### Exercise instructions
Check each line of the entries below for the string "this"; copy every line where it appears.

### Dataset rows
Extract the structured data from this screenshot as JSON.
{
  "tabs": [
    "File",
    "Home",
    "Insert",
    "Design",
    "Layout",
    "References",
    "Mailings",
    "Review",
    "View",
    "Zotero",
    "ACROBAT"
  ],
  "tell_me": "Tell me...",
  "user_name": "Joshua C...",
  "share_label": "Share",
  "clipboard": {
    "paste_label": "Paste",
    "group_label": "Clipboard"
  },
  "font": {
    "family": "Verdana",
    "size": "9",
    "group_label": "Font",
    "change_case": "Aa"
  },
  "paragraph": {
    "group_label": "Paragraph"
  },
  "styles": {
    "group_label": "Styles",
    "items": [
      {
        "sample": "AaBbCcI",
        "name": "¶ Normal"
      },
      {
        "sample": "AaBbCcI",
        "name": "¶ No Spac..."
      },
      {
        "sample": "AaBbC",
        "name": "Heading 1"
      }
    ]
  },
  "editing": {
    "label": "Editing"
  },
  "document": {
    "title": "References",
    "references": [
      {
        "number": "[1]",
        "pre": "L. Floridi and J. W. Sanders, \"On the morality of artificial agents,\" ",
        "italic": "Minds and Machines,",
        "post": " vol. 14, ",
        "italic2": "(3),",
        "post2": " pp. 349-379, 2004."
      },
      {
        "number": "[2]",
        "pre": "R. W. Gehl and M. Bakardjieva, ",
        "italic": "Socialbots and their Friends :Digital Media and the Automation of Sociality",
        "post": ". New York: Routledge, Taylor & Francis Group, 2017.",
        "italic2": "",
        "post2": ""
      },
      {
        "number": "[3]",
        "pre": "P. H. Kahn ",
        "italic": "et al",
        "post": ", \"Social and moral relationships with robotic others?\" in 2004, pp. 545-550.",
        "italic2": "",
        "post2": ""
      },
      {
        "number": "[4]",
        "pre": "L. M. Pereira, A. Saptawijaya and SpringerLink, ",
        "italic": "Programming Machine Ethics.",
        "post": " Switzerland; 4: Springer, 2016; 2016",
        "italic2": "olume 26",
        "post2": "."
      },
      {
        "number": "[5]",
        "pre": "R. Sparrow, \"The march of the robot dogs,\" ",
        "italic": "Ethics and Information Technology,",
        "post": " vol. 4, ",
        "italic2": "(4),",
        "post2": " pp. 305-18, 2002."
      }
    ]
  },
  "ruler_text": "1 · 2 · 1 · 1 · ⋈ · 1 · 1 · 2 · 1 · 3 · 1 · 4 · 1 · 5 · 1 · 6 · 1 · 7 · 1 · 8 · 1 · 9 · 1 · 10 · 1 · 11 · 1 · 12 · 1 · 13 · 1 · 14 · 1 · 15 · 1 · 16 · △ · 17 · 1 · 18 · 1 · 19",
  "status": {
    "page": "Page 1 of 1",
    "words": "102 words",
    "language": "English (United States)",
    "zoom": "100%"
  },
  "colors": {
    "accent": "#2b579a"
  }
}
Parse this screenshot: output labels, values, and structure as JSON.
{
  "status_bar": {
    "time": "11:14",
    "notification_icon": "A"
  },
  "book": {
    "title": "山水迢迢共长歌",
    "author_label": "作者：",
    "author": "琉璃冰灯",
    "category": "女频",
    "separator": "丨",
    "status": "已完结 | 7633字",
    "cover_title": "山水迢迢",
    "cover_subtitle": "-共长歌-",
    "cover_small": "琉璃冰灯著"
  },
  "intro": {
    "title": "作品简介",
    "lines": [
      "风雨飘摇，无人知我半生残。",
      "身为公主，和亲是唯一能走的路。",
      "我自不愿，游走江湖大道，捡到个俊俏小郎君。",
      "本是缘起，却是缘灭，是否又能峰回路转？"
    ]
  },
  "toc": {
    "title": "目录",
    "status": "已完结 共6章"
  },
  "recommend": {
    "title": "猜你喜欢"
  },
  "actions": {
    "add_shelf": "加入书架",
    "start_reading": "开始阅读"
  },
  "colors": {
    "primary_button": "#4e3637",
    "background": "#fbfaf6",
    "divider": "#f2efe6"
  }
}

### Right answer
Extract the structured data from this screenshot as JSON.
Parse this screenshot: output labels, values, and structure as JSON.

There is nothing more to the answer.